WORK INSTRUCTIONS -
Select and copy out every line in the records containing "JSON".

* * *

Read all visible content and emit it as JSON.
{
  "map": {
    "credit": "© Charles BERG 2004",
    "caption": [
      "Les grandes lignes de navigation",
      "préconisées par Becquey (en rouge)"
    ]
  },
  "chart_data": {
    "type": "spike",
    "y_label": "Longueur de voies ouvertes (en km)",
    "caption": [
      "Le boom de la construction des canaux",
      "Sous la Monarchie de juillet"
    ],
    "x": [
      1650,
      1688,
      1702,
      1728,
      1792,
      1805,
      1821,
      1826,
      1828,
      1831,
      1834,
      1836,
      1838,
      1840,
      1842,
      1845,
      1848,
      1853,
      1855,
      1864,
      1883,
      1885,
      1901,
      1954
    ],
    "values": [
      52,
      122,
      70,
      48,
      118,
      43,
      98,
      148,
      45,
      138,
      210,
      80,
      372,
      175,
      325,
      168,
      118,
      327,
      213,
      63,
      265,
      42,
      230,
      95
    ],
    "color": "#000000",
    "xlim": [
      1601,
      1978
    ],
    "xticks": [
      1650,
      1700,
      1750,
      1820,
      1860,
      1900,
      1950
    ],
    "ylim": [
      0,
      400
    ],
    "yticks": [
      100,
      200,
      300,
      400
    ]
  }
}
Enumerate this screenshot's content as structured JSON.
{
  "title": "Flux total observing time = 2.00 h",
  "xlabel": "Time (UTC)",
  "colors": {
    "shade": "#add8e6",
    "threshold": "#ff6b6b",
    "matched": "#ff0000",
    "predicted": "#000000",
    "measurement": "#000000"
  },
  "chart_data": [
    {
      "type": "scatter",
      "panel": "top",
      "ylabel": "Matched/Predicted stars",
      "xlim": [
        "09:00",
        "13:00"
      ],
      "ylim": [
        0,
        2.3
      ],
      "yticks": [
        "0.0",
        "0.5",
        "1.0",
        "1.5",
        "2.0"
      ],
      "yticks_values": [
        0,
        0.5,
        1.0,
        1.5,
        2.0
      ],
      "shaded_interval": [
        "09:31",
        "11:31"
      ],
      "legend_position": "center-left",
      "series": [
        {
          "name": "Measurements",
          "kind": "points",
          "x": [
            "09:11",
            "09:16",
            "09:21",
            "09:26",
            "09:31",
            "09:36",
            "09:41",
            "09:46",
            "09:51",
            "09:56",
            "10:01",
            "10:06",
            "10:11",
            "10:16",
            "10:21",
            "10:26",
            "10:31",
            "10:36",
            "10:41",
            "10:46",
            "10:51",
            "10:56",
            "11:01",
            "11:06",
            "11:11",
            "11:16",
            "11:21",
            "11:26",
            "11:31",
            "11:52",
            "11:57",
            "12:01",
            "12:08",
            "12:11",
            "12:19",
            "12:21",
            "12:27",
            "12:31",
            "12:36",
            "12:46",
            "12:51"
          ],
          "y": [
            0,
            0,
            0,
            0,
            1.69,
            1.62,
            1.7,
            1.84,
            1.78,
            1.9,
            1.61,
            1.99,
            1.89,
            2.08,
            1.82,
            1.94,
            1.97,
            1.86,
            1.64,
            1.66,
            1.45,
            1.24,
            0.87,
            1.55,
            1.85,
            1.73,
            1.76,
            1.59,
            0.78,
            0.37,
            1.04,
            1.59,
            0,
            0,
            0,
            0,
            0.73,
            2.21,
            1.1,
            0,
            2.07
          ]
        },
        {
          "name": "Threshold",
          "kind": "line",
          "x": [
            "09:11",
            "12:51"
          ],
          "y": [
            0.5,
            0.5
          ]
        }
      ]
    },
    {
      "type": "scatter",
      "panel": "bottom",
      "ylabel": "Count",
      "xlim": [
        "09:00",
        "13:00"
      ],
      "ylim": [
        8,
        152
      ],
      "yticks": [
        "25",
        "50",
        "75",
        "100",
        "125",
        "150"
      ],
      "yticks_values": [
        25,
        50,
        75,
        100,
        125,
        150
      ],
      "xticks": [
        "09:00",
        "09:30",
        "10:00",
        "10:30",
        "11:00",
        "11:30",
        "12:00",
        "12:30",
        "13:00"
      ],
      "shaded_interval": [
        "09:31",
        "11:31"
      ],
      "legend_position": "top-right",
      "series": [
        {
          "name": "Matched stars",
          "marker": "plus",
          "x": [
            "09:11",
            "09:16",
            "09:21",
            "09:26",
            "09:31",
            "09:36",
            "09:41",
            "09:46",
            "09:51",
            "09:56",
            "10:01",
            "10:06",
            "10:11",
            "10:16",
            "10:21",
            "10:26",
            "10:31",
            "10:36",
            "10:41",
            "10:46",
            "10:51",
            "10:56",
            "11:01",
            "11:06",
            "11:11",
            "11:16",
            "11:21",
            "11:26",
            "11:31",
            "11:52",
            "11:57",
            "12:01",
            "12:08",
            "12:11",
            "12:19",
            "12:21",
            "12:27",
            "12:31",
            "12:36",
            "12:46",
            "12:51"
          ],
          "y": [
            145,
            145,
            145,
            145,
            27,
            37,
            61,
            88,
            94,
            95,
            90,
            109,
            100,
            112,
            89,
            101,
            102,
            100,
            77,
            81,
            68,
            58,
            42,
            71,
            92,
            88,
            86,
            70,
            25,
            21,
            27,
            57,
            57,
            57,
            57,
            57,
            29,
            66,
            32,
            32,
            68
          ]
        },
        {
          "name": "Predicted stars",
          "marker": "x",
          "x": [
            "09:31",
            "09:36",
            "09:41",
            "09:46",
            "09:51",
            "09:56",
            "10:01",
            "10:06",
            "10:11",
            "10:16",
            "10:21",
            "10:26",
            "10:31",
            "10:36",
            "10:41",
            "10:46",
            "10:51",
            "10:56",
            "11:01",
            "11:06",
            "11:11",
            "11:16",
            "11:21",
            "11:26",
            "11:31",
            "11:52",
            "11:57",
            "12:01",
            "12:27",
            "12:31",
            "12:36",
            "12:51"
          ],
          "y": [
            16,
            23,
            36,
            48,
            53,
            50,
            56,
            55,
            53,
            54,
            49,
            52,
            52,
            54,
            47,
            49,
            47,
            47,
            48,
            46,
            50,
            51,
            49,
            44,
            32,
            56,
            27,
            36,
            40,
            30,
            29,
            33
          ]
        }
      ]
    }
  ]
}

* * *

ANSWER TO THIS PROBLEM -
Read all visible content and emit it as JSON.
Enumerate this screenshot's content as structured JSON.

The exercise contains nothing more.